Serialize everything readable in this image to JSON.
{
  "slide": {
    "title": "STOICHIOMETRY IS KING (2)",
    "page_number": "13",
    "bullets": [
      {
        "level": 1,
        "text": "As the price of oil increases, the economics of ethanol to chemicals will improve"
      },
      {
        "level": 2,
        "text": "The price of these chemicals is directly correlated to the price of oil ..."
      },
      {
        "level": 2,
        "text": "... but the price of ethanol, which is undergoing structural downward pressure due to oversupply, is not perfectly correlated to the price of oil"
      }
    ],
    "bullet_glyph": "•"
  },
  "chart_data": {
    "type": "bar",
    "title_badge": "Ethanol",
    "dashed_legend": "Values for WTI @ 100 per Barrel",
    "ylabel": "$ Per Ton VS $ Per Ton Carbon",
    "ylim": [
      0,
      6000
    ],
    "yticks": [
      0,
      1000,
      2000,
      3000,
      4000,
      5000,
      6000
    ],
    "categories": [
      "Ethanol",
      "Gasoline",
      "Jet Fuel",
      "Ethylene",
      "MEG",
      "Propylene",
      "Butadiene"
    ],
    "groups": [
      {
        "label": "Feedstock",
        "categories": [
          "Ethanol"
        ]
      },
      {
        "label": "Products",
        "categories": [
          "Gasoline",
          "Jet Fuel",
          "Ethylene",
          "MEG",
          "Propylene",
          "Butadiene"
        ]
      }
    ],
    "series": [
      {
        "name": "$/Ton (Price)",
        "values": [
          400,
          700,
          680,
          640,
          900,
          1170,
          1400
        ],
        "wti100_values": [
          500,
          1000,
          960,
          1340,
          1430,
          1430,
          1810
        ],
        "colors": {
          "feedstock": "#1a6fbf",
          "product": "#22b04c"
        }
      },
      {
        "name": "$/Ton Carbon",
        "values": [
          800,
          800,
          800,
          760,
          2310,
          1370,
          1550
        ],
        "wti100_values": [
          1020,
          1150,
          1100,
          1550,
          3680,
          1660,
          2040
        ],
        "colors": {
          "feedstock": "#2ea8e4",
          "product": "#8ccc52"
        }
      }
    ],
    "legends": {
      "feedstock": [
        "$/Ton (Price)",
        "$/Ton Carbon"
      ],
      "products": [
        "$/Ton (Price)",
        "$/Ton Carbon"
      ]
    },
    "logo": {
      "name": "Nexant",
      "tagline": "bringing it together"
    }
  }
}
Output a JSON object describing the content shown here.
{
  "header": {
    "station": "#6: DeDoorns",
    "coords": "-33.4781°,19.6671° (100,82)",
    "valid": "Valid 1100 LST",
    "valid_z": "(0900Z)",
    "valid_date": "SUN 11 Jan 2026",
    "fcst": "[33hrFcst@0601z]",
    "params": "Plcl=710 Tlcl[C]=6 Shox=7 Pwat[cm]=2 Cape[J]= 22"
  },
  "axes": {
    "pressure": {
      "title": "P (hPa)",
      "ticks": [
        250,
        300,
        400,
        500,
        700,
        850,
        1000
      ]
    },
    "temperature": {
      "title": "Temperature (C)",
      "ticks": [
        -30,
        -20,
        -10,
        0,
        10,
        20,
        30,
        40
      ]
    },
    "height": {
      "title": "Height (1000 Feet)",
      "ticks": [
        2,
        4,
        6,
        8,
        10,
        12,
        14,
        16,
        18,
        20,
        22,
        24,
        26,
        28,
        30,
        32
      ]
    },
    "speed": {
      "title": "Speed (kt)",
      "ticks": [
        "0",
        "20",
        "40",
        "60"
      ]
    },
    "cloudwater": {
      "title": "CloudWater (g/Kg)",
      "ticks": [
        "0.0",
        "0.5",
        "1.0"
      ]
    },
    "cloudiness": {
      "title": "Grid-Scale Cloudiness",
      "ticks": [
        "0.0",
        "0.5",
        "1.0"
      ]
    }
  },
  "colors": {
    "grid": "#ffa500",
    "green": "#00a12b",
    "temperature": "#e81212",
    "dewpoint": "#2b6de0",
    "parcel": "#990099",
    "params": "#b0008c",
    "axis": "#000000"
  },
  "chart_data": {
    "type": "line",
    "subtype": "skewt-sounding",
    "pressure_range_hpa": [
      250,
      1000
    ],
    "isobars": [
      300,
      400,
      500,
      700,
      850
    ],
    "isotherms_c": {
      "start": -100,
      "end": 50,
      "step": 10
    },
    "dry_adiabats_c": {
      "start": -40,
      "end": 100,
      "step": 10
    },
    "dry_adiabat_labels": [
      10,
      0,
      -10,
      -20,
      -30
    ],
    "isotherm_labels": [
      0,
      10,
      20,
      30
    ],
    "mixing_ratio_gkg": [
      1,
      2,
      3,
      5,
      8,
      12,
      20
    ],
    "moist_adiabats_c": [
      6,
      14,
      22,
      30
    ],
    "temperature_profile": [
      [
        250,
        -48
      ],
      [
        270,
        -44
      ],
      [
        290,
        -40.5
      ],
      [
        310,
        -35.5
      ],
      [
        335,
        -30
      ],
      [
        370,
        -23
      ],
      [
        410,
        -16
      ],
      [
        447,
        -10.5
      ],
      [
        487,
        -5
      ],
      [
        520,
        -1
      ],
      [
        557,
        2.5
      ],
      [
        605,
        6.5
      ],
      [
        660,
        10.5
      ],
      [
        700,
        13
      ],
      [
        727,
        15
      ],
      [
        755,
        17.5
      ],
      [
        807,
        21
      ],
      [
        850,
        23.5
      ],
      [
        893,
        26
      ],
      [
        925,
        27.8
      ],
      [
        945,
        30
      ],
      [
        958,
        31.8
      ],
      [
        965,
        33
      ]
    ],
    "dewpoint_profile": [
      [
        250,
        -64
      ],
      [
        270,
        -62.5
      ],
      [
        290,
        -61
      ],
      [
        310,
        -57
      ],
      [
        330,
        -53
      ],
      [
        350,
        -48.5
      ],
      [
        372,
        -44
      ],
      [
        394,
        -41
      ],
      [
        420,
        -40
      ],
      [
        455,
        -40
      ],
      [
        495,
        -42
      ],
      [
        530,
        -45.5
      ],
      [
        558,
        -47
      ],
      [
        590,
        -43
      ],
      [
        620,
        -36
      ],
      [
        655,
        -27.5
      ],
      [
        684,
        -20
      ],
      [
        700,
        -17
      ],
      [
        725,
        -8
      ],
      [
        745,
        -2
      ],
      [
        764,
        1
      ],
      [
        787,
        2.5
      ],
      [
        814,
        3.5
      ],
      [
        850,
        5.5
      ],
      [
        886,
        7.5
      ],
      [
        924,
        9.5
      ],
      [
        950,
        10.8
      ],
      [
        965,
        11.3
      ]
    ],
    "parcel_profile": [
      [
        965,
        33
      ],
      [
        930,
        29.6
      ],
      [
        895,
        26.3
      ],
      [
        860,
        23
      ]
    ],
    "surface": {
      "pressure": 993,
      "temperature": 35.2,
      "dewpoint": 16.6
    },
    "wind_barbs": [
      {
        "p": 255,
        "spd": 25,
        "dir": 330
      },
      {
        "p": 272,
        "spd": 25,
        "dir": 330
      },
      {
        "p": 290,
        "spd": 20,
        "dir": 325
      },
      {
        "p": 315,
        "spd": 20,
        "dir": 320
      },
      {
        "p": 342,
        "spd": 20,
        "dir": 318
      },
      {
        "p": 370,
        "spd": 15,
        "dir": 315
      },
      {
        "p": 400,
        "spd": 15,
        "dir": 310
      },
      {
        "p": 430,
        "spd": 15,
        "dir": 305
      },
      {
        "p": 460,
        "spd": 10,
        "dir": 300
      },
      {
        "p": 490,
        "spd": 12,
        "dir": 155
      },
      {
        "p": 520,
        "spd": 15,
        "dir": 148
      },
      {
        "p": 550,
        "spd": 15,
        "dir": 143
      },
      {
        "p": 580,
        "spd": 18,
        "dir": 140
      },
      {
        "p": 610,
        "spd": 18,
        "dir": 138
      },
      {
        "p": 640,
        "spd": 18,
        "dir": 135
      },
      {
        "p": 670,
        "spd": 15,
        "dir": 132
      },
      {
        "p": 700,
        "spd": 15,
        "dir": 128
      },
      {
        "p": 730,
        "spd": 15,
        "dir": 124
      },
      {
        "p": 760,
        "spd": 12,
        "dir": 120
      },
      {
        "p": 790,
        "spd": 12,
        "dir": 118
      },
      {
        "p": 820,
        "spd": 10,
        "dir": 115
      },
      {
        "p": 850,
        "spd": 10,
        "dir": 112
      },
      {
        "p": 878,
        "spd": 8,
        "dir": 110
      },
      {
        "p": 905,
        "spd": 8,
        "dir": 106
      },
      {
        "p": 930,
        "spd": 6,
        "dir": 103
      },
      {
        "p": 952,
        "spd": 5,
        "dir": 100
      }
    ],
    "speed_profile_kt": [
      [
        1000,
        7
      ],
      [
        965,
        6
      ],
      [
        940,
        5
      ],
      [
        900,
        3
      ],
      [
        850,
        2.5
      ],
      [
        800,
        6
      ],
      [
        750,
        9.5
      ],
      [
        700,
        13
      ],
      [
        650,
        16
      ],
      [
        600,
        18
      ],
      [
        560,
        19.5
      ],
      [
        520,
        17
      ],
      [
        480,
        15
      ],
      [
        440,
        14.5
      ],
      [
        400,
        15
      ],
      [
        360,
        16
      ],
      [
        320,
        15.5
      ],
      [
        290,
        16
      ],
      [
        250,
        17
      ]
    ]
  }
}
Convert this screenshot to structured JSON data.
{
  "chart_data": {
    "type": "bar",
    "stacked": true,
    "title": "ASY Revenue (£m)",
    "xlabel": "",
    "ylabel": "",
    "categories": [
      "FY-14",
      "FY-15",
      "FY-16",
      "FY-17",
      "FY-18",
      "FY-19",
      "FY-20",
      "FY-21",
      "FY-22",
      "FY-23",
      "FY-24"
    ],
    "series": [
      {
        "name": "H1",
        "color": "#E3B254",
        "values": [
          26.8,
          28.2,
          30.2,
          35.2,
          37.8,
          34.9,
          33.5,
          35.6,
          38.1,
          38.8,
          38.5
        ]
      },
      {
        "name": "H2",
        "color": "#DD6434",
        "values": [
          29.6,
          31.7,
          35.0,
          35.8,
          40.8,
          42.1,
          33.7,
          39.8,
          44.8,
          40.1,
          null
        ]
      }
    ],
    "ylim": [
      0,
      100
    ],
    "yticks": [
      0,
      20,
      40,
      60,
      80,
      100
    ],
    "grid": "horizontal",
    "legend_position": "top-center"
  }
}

⁂

→ What you need to do
Above are the records; copy exactly the lines from the one with "Convert this screenshot" through the final line.

→ Finished exercise
Convert this screenshot to structured JSON data.
{
  "chart_data": {
    "type": "bar",
    "stacked": true,
    "title": "ASY Revenue (£m)",
    "xlabel": "",
    "ylabel": "",
    "categories": [
      "FY-14",
      "FY-15",
      "FY-16",
      "FY-17",
      "FY-18",
      "FY-19",
      "FY-20",
      "FY-21",
      "FY-22",
      "FY-23",
      "FY-24"
    ],
    "series": [
      {
        "name": "H1",
        "color": "#E3B254",
        "values": [
          26.8,
          28.2,
          30.2,
          35.2,
          37.8,
          34.9,
          33.5,
          35.6,
          38.1,
          38.8,
          38.5
        ]
      },
      {
        "name": "H2",
        "color": "#DD6434",
        "values": [
          29.6,
          31.7,
          35.0,
          35.8,
          40.8,
          42.1,
          33.7,
          39.8,
          44.8,
          40.1,
          null
        ]
      }
    ],
    "ylim": [
      0,
      100
    ],
    "yticks": [
      0,
      20,
      40,
      60,
      80,
      100
    ],
    "grid": "horizontal",
    "legend_position": "top-center"
  }
}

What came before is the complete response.